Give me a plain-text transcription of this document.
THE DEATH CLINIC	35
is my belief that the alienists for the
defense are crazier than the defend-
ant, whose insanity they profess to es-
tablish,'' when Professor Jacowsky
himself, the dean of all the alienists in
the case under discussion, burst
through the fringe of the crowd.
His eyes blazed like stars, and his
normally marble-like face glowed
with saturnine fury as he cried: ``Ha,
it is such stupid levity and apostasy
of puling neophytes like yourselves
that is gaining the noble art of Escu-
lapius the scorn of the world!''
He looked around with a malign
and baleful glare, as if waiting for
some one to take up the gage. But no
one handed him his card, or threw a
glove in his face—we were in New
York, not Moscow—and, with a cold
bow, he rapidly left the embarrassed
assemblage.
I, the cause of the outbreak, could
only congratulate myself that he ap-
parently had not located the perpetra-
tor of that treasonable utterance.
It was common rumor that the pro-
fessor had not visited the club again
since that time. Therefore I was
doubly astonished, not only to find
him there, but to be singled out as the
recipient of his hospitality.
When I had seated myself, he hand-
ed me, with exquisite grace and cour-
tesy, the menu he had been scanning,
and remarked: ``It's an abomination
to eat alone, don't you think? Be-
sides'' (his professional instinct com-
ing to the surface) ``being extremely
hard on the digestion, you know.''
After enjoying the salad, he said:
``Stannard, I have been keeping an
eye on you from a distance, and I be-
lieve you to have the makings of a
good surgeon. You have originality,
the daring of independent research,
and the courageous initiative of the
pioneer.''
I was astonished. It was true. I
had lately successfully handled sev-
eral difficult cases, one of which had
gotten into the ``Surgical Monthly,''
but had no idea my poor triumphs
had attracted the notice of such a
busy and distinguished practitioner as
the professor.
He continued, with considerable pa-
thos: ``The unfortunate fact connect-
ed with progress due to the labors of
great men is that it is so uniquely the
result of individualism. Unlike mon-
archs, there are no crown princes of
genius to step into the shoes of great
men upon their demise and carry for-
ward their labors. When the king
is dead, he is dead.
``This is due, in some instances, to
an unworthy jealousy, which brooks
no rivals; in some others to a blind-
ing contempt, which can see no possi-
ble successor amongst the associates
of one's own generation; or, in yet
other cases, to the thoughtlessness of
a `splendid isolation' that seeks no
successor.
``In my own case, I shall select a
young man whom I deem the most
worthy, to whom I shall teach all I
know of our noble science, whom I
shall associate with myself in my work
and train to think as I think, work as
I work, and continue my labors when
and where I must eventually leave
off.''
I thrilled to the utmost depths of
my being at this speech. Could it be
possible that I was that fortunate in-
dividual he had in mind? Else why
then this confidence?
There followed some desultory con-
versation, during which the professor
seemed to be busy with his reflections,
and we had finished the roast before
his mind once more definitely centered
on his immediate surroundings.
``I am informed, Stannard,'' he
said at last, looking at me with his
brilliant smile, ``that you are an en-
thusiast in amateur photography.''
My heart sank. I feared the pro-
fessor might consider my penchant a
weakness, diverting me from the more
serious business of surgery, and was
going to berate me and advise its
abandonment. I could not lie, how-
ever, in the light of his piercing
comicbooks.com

################

Restate the records, all of them, precisely as written.

RESPONSE FOR THIS EXERCISE:
Give me a plain-text transcription of this document.
THE DEATH CLINIC	35
is my belief that the alienists for the
defense are crazier than the defend-
ant, whose insanity they profess to es-
tablish,'' when Professor Jacowsky
himself, the dean of all the alienists in
the case under discussion, burst
through the fringe of the crowd.
His eyes blazed like stars, and his
normally marble-like face glowed
with saturnine fury as he cried: ``Ha,
it is such stupid levity and apostasy
of puling neophytes like yourselves
that is gaining the noble art of Escu-
lapius the scorn of the world!''
He looked around with a malign
and baleful glare, as if waiting for
some one to take up the gage. But no
one handed him his card, or threw a
glove in his face—we were in New
York, not Moscow—and, with a cold
bow, he rapidly left the embarrassed
assemblage.
I, the cause of the outbreak, could
only congratulate myself that he ap-
parently had not located the perpetra-
tor of that treasonable utterance.
It was common rumor that the pro-
fessor had not visited the club again
since that time. Therefore I was
doubly astonished, not only to find
him there, but to be singled out as the
recipient of his hospitality.
When I had seated myself, he hand-
ed me, with exquisite grace and cour-
tesy, the menu he had been scanning,
and remarked: ``It's an abomination
to eat alone, don't you think? Be-
sides'' (his professional instinct com-
ing to the surface) ``being extremely
hard on the digestion, you know.''
After enjoying the salad, he said:
``Stannard, I have been keeping an
eye on you from a distance, and I be-
lieve you to have the makings of a
good surgeon. You have originality,
the daring of independent research,
and the courageous initiative of the
pioneer.''
I was astonished. It was true. I
had lately successfully handled sev-
eral difficult cases, one of which had
gotten into the ``Surgical Monthly,''
but had no idea my poor triumphs
had attracted the notice of such a
busy and distinguished practitioner as
the professor.
He continued, with considerable pa-
thos: ``The unfortunate fact connect-
ed with progress due to the labors of
great men is that it is so uniquely the
result of individualism. Unlike mon-
archs, there are no crown princes of
genius to step into the shoes of great
men upon their demise and carry for-
ward their labors. When the king
is dead, he is dead.
``This is due, in some instances, to
an unworthy jealousy, which brooks
no rivals; in some others to a blind-
ing contempt, which can see no possi-
ble successor amongst the associates
of one's own generation; or, in yet
other cases, to the thoughtlessness of
a `splendid isolation' that seeks no
successor.
``In my own case, I shall select a
young man whom I deem the most
worthy, to whom I shall teach all I
know of our noble science, whom I
shall associate with myself in my work
and train to think as I think, work as
I work, and continue my labors when
and where I must eventually leave
off.''
I thrilled to the utmost depths of
my being at this speech. Could it be
possible that I was that fortunate in-
dividual he had in mind? Else why
then this confidence?
There followed some desultory con-
versation, during which the professor
seemed to be busy with his reflections,
and we had finished the roast before
his mind once more definitely centered
on his immediate surroundings.
``I am informed, Stannard,'' he
said at last, looking at me with his
brilliant smile, ``that you are an en-
thusiast in amateur photography.''
My heart sank. I feared the pro-
fessor might consider my penchant a
weakness, diverting me from the more
serious business of surgery, and was
going to berate me and advise its
abandonment. I could not lie, how-
ever, in the light of his piercing
comicbooks.com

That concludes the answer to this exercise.